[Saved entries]
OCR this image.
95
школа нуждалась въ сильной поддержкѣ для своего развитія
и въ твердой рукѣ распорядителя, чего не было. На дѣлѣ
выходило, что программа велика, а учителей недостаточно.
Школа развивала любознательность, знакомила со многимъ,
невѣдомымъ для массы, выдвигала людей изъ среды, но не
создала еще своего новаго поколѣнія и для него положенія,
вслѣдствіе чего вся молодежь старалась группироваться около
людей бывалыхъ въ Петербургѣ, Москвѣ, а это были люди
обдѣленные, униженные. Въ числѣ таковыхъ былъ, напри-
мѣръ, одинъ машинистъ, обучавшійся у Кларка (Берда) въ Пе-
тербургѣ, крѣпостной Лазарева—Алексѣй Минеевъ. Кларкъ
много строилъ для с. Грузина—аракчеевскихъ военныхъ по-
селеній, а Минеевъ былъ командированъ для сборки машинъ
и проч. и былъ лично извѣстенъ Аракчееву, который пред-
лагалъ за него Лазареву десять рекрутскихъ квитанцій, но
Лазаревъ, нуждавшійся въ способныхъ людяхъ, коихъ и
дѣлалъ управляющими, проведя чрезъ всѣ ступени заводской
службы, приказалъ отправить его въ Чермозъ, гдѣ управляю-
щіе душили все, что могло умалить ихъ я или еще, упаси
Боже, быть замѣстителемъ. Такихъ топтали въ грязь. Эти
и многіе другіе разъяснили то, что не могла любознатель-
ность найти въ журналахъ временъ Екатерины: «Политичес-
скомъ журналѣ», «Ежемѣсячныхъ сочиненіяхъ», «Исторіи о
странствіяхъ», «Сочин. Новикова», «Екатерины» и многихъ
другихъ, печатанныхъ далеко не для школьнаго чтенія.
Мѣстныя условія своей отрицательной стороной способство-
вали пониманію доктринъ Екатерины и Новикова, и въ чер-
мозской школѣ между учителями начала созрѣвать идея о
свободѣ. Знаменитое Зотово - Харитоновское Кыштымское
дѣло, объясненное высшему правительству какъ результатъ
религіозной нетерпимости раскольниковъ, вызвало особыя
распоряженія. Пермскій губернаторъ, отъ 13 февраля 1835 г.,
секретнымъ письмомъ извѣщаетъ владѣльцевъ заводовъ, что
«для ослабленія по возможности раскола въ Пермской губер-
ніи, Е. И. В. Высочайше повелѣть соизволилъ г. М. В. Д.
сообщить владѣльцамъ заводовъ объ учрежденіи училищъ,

Job →
Print the records above in full, exactly.

Finished answer →
OCR this image.
95
школа нуждалась въ сильной поддержкѣ для своего развитія
и въ твердой рукѣ распорядителя, чего не было. На дѣлѣ
выходило, что программа велика, а учителей недостаточно.
Школа развивала любознательность, знакомила со многимъ,
невѣдомымъ для массы, выдвигала людей изъ среды, но не
создала еще своего новаго поколѣнія и для него положенія,
вслѣдствіе чего вся молодежь старалась группироваться около
людей бывалыхъ въ Петербургѣ, Москвѣ, а это были люди
обдѣленные, униженные. Въ числѣ таковыхъ былъ, напри-
мѣръ, одинъ машинистъ, обучавшійся у Кларка (Берда) въ Пе-
тербургѣ, крѣпостной Лазарева—Алексѣй Минеевъ. Кларкъ
много строилъ для с. Грузина—аракчеевскихъ военныхъ по-
селеній, а Минеевъ былъ командированъ для сборки машинъ
и проч. и былъ лично извѣстенъ Аракчееву, который пред-
лагалъ за него Лазареву десять рекрутскихъ квитанцій, но
Лазаревъ, нуждавшійся въ способныхъ людяхъ, коихъ и
дѣлалъ управляющими, проведя чрезъ всѣ ступени заводской
службы, приказалъ отправить его въ Чермозъ, гдѣ управляю-
щіе душили все, что могло умалить ихъ я или еще, упаси
Боже, быть замѣстителемъ. Такихъ топтали въ грязь. Эти
и многіе другіе разъяснили то, что не могла любознатель-
ность найти въ журналахъ временъ Екатерины: «Политичес-
скомъ журналѣ», «Ежемѣсячныхъ сочиненіяхъ», «Исторіи о
странствіяхъ», «Сочин. Новикова», «Екатерины» и многихъ
другихъ, печатанныхъ далеко не для школьнаго чтенія.
Мѣстныя условія своей отрицательной стороной способство-
вали пониманію доктринъ Екатерины и Новикова, и въ чер-
мозской школѣ между учителями начала созрѣвать идея о
свободѣ. Знаменитое Зотово - Харитоновское Кыштымское
дѣло, объясненное высшему правительству какъ результатъ
религіозной нетерпимости раскольниковъ, вызвало особыя
распоряженія. Пермскій губернаторъ, отъ 13 февраля 1835 г.,
секретнымъ письмомъ извѣщаетъ владѣльцевъ заводовъ, что
«для ослабленія по возможности раскола въ Пермской губер-
ніи, Е. И. В. Высочайше повелѣть соизволилъ г. М. В. Д.
сообщить владѣльцамъ заводовъ объ учрежденіи училищъ,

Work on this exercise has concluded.